- [Given task]: Copy each of the items below word for word, without changing anything.

[Start]

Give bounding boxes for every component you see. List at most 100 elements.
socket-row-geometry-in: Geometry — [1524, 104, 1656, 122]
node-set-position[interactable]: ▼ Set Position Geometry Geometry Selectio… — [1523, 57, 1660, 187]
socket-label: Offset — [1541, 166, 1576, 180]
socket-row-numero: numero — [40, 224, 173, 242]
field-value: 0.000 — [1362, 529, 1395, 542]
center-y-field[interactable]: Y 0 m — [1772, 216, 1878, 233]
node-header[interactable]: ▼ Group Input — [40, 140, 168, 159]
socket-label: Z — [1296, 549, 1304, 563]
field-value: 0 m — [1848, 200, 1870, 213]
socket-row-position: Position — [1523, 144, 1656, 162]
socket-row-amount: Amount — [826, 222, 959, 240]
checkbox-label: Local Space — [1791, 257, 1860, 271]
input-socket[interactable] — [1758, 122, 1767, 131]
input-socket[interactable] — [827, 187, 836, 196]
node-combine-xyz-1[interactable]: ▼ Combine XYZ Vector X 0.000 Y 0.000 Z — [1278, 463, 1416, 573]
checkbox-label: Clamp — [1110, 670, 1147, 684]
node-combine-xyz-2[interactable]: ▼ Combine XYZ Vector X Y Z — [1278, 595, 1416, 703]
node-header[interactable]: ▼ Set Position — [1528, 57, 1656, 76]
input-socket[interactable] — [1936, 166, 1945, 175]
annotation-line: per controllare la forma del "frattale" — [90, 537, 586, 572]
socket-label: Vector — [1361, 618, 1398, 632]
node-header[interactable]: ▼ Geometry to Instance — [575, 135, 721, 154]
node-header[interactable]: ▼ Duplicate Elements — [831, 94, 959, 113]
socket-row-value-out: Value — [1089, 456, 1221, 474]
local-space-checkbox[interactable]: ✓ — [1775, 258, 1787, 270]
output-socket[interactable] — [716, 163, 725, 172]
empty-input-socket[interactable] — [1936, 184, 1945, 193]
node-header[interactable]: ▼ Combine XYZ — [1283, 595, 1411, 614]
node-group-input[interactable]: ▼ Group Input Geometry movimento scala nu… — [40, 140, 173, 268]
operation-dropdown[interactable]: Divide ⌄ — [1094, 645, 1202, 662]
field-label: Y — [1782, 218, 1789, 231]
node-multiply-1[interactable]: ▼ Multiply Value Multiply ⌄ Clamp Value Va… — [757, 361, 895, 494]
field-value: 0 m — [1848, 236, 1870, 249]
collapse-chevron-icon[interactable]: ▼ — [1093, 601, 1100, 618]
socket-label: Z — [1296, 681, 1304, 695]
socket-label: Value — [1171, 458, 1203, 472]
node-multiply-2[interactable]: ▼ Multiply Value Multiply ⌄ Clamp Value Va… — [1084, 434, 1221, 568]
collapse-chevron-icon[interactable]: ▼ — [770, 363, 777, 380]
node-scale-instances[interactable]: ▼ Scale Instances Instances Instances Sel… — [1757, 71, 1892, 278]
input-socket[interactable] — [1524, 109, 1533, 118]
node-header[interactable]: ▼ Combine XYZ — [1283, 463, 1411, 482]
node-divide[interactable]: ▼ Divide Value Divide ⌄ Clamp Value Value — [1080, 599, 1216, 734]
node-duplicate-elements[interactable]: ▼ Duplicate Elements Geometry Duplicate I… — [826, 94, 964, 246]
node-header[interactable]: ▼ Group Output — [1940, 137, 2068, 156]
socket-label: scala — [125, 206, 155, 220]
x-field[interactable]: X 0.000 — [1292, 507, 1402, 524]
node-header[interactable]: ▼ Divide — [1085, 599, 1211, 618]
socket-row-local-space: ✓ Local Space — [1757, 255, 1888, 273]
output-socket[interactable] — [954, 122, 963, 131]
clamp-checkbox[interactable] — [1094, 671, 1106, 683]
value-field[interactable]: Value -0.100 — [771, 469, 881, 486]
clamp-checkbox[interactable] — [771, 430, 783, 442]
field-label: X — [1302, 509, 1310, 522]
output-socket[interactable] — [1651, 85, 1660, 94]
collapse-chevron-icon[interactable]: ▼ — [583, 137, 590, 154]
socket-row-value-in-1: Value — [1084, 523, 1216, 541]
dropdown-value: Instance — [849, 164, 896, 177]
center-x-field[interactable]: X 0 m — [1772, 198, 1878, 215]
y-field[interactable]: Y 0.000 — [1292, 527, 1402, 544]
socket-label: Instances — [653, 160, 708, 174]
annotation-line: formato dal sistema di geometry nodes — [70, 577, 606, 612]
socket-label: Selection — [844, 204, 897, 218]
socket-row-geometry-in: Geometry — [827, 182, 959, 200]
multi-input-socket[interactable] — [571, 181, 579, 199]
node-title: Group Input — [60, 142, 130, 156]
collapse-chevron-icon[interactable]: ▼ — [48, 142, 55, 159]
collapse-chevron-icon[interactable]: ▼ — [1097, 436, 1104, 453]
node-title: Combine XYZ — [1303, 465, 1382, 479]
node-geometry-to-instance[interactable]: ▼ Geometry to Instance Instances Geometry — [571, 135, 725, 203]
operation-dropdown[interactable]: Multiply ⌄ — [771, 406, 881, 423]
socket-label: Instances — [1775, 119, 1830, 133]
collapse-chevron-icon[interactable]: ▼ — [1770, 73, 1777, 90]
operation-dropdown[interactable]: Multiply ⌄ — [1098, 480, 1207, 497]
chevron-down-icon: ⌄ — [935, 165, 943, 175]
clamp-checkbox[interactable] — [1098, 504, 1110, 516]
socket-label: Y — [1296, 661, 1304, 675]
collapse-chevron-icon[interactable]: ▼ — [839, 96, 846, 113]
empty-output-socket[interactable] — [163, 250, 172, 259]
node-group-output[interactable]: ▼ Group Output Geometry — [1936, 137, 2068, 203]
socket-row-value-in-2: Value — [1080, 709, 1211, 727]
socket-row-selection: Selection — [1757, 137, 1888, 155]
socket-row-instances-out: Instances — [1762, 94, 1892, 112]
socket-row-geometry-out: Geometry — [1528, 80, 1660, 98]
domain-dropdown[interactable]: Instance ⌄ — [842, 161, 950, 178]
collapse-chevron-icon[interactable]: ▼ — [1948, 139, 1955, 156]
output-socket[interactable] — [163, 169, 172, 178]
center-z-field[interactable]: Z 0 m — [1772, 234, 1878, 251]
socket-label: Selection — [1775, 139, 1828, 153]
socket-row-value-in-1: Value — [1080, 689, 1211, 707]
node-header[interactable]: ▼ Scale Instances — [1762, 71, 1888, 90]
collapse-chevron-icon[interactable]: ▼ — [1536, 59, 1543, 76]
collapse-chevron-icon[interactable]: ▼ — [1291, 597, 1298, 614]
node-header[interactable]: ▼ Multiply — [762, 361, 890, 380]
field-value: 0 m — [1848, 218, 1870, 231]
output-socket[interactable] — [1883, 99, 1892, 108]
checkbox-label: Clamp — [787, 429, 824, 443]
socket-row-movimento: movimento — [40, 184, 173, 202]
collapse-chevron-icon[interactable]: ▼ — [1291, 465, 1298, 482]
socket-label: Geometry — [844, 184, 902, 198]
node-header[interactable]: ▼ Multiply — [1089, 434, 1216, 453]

[End]

- [Solution to this exercise]:
Give bounding boxes for every component you see. List at most 100 elements.
socket-row-geometry-in: Geometry — [1524, 104, 1656, 122]
node-set-position[interactable]: ▼ Set Position Geometry Geometry Selectio… — [1523, 57, 1660, 187]
socket-label: Offset — [1541, 166, 1576, 180]
socket-row-numero: numero — [40, 224, 173, 242]
field-value: 0.000 — [1362, 529, 1395, 542]
center-y-field[interactable]: Y 0 m — [1772, 216, 1878, 233]
node-header[interactable]: ▼ Group Input — [40, 140, 168, 159]
socket-label: Z — [1296, 549, 1304, 563]
field-value: 0 m — [1848, 200, 1870, 213]
socket-row-position: Position — [1523, 144, 1656, 162]
socket-row-amount: Amount — [826, 222, 959, 240]
checkbox-label: Local Space — [1791, 257, 1860, 271]
input-socket[interactable] — [1758, 122, 1767, 131]
input-socket[interactable] — [827, 187, 836, 196]
node-combine-xyz-1[interactable]: ▼ Combine XYZ Vector X 0.000 Y 0.000 Z — [1278, 463, 1416, 573]
checkbox-label: Clamp — [1110, 670, 1147, 684]
node-combine-xyz-2[interactable]: ▼ Combine XYZ Vector X Y Z — [1278, 595, 1416, 703]
node-header[interactable]: ▼ Set Position — [1528, 57, 1656, 76]
input-socket[interactable] — [1936, 166, 1945, 175]
annotation-line: per controllare la forma del "frattale" — [90, 537, 586, 572]
socket-label: Vector — [1361, 618, 1398, 632]
node-header[interactable]: ▼ Geometry to Instance — [575, 135, 721, 154]
node-header[interactable]: ▼ Duplicate Elements — [831, 94, 959, 113]
socket-row-value-out: Value — [1089, 456, 1221, 474]
local-space-checkbox[interactable]: ✓ — [1775, 258, 1787, 270]
output-socket[interactable] — [716, 163, 725, 172]
empty-input-socket[interactable] — [1936, 184, 1945, 193]
node-header[interactable]: ▼ Combine XYZ — [1283, 595, 1411, 614]
node-group-input[interactable]: ▼ Group Input Geometry movimento scala nu… — [40, 140, 173, 268]
operation-dropdown[interactable]: Divide ⌄ — [1094, 645, 1202, 662]
field-label: Y — [1782, 218, 1789, 231]
node-multiply-1[interactable]: ▼ Multiply Value Multiply ⌄ Clamp Value Va… — [757, 361, 895, 494]
field-value: 0 m — [1848, 236, 1870, 249]
collapse-chevron-icon[interactable]: ▼ — [1093, 601, 1100, 618]
socket-label: Z — [1296, 681, 1304, 695]
socket-label: Value — [1171, 458, 1203, 472]
node-multiply-2[interactable]: ▼ Multiply Value Multiply ⌄ Clamp Value Va… — [1084, 434, 1221, 568]
collapse-chevron-icon[interactable]: ▼ — [770, 363, 777, 380]
node-scale-instances[interactable]: ▼ Scale Instances Instances Instances Sel… — [1757, 71, 1892, 278]
input-socket[interactable] — [1524, 109, 1533, 118]
node-header[interactable]: ▼ Combine XYZ — [1283, 463, 1411, 482]
node-divide[interactable]: ▼ Divide Value Divide ⌄ Clamp Value Value — [1080, 599, 1216, 734]
node-duplicate-elements[interactable]: ▼ Duplicate Elements Geometry Duplicate I… — [826, 94, 964, 246]
node-header[interactable]: ▼ Group Output — [1940, 137, 2068, 156]
socket-label: scala — [125, 206, 155, 220]
x-field[interactable]: X 0.000 — [1292, 507, 1402, 524]
node-header[interactable]: ▼ Divide — [1085, 599, 1211, 618]
socket-row-local-space: ✓ Local Space — [1757, 255, 1888, 273]
output-socket[interactable] — [954, 122, 963, 131]
clamp-checkbox[interactable] — [1094, 671, 1106, 683]
value-field[interactable]: Value -0.100 — [771, 469, 881, 486]
clamp-checkbox[interactable] — [771, 430, 783, 442]
field-label: X — [1302, 509, 1310, 522]
output-socket[interactable] — [1651, 85, 1660, 94]
collapse-chevron-icon[interactable]: ▼ — [583, 137, 590, 154]
socket-row-value-in-1: Value — [1084, 523, 1216, 541]
dropdown-value: Instance — [849, 164, 896, 177]
center-x-field[interactable]: X 0 m — [1772, 198, 1878, 215]
y-field[interactable]: Y 0.000 — [1292, 527, 1402, 544]
socket-label: Instances — [653, 160, 708, 174]
annotation-line: formato dal sistema di geometry nodes — [70, 577, 606, 612]
socket-label: Selection — [844, 204, 897, 218]
socket-row-geometry-in: Geometry — [827, 182, 959, 200]
multi-input-socket[interactable] — [571, 181, 579, 199]
node-title: Group Input — [60, 142, 130, 156]
collapse-chevron-icon[interactable]: ▼ — [48, 142, 55, 159]
collapse-chevron-icon[interactable]: ▼ — [1097, 436, 1104, 453]
node-title: Combine XYZ — [1303, 465, 1382, 479]
node-geometry-to-instance[interactable]: ▼ Geometry to Instance Instances Geometry — [571, 135, 725, 203]
operation-dropdown[interactable]: Multiply ⌄ — [771, 406, 881, 423]
socket-label: Instances — [1775, 119, 1830, 133]
collapse-chevron-icon[interactable]: ▼ — [1770, 73, 1777, 90]
operation-dropdown[interactable]: Multiply ⌄ — [1098, 480, 1207, 497]
chevron-down-icon: ⌄ — [935, 165, 943, 175]
clamp-checkbox[interactable] — [1098, 504, 1110, 516]
socket-label: Y — [1296, 661, 1304, 675]
collapse-chevron-icon[interactable]: ▼ — [839, 96, 846, 113]
empty-output-socket[interactable] — [163, 250, 172, 259]
node-group-output[interactable]: ▼ Group Output Geometry — [1936, 137, 2068, 203]
socket-row-value-in-2: Value — [1080, 709, 1211, 727]
socket-row-selection: Selection — [1757, 137, 1888, 155]
socket-row-instances-out: Instances — [1762, 94, 1892, 112]
socket-row-geometry-out: Geometry — [1528, 80, 1660, 98]
domain-dropdown[interactable]: Instance ⌄ — [842, 161, 950, 178]
collapse-chevron-icon[interactable]: ▼ — [1948, 139, 1955, 156]
output-socket[interactable] — [163, 169, 172, 178]
center-z-field[interactable]: Z 0 m — [1772, 234, 1878, 251]
socket-label: Selection — [1775, 139, 1828, 153]
socket-row-value-in-1: Value — [1080, 689, 1211, 707]
node-header[interactable]: ▼ Scale Instances — [1762, 71, 1888, 90]
collapse-chevron-icon[interactable]: ▼ — [1536, 59, 1543, 76]
collapse-chevron-icon[interactable]: ▼ — [1291, 597, 1298, 614]
node-header[interactable]: ▼ Multiply — [762, 361, 890, 380]
field-value: 0 m — [1848, 218, 1870, 231]
output-socket[interactable] — [1883, 99, 1892, 108]
checkbox-label: Clamp — [787, 429, 824, 443]
socket-row-movimento: movimento — [40, 184, 173, 202]
collapse-chevron-icon[interactable]: ▼ — [1291, 465, 1298, 482]
socket-label: Geometry — [844, 184, 902, 198]
node-header[interactable]: ▼ Multiply — [1089, 434, 1216, 453]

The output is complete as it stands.